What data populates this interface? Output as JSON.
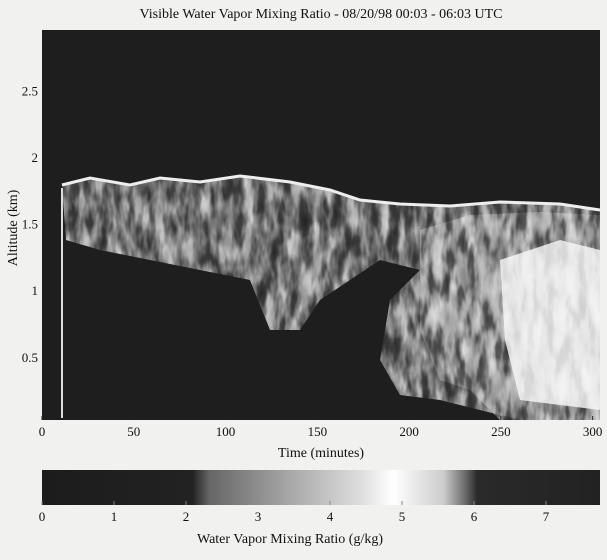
{
  "chart_data": {
    "type": "heatmap",
    "title": "Visible Water Vapor Mixing Ratio - 08/20/98 00:03 - 06:03 UTC",
    "x_label": "Time (minutes)",
    "y_label": "Altitude (km)",
    "xlim": [
      0,
      304
    ],
    "xticks": [
      0,
      50,
      100,
      150,
      200,
      250,
      300
    ],
    "ylim": [
      0.04,
      2.97
    ],
    "yticks": [
      0.5,
      1,
      1.5,
      2,
      2.5
    ],
    "colorbar": {
      "label": "Water Vapor Mixing Ratio (g/kg)",
      "lim": [
        0,
        7.75
      ],
      "ticks": [
        0,
        1,
        2,
        3,
        4,
        5,
        6,
        7
      ]
    }
  }
}
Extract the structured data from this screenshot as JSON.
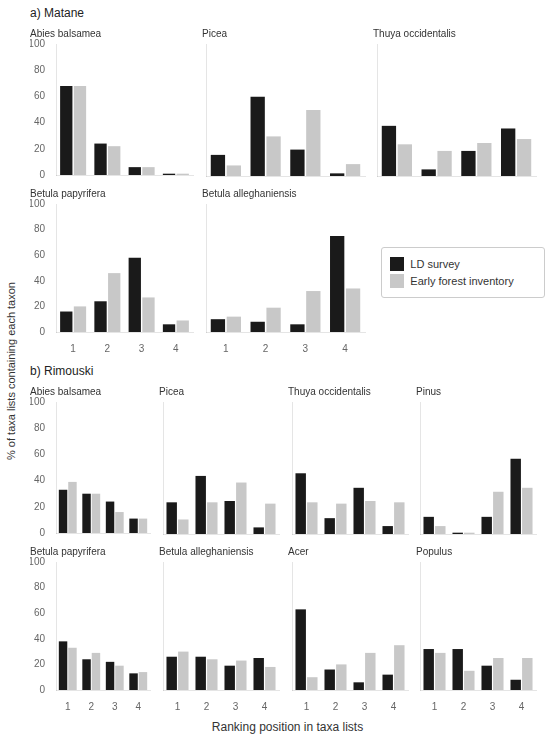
########
_Directions for this task_:
Omit the pictures, and quote the material above exactly as given.

_Task answer_:
What data populates this interface? Output as JSON.
{
  "chart_data": {
    "type": "heatmap",
    "title": "Visible Water Vapor Mixing Ratio - 08/20/98 00:03 - 06:03 UTC",
    "x_label": "Time (minutes)",
    "y_label": "Altitude (km)",
    "xlim": [
      0,
      304
    ],
    "xticks": [
      0,
      50,
      100,
      150,
      200,
      250,
      300
    ],
    "ylim": [
      0.04,
      2.97
    ],
    "yticks": [
      0.5,
      1,
      1.5,
      2,
      2.5
    ],
    "colorbar": {
      "label": "Water Vapor Mixing Ratio (g/kg)",
      "lim": [
        0,
        7.75
      ],
      "ticks": [
        0,
        1,
        2,
        3,
        4,
        5,
        6,
        7
      ]
    }
  }
}
Extract the structured data from this screenshot as JSON.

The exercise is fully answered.